Copy every line of the data exactly, leaving nothing out.
----
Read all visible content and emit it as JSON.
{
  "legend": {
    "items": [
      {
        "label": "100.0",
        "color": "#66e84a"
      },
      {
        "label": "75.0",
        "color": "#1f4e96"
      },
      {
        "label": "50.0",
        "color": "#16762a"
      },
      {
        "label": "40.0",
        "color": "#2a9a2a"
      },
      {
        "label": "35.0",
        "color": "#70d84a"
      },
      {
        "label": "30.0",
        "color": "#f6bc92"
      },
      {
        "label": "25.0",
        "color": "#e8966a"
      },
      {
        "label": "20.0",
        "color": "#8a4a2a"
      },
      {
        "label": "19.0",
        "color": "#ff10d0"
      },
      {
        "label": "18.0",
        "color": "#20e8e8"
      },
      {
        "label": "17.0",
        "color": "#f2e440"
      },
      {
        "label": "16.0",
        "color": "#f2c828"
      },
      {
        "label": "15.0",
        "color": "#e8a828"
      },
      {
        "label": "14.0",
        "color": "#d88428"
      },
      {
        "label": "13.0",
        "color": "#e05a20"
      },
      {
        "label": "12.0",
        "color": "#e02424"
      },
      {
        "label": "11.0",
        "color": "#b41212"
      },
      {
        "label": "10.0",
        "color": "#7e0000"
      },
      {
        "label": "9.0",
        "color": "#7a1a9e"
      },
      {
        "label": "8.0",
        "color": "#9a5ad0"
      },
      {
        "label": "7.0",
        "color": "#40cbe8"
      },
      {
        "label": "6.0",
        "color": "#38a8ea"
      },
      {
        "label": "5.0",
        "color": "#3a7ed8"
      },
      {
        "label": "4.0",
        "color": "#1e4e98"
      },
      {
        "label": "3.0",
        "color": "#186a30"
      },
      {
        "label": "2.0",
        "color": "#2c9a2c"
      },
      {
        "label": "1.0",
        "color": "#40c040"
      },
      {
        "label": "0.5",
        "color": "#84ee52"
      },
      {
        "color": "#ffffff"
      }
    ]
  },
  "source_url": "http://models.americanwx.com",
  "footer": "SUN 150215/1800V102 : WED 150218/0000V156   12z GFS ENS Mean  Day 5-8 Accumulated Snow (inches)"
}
----
THE ANSWER ::
Read all visible content and emit it as JSON.
{
  "legend": {
    "items": [
      {
        "label": "100.0",
        "color": "#66e84a"
      },
      {
        "label": "75.0",
        "color": "#1f4e96"
      },
      {
        "label": "50.0",
        "color": "#16762a"
      },
      {
        "label": "40.0",
        "color": "#2a9a2a"
      },
      {
        "label": "35.0",
        "color": "#70d84a"
      },
      {
        "label": "30.0",
        "color": "#f6bc92"
      },
      {
        "label": "25.0",
        "color": "#e8966a"
      },
      {
        "label": "20.0",
        "color": "#8a4a2a"
      },
      {
        "label": "19.0",
        "color": "#ff10d0"
      },
      {
        "label": "18.0",
        "color": "#20e8e8"
      },
      {
        "label": "17.0",
        "color": "#f2e440"
      },
      {
        "label": "16.0",
        "color": "#f2c828"
      },
      {
        "label": "15.0",
        "color": "#e8a828"
      },
      {
        "label": "14.0",
        "color": "#d88428"
      },
      {
        "label": "13.0",
        "color": "#e05a20"
      },
      {
        "label": "12.0",
        "color": "#e02424"
      },
      {
        "label": "11.0",
        "color": "#b41212"
      },
      {
        "label": "10.0",
        "color": "#7e0000"
      },
      {
        "label": "9.0",
        "color": "#7a1a9e"
      },
      {
        "label": "8.0",
        "color": "#9a5ad0"
      },
      {
        "label": "7.0",
        "color": "#40cbe8"
      },
      {
        "label": "6.0",
        "color": "#38a8ea"
      },
      {
        "label": "5.0",
        "color": "#3a7ed8"
      },
      {
        "label": "4.0",
        "color": "#1e4e98"
      },
      {
        "label": "3.0",
        "color": "#186a30"
      },
      {
        "label": "2.0",
        "color": "#2c9a2c"
      },
      {
        "label": "1.0",
        "color": "#40c040"
      },
      {
        "label": "0.5",
        "color": "#84ee52"
      },
      {
        "color": "#ffffff"
      }
    ]
  },
  "source_url": "http://models.americanwx.com",
  "footer": "SUN 150215/1800V102 : WED 150218/0000V156   12z GFS ENS Mean  Day 5-8 Accumulated Snow (inches)"
}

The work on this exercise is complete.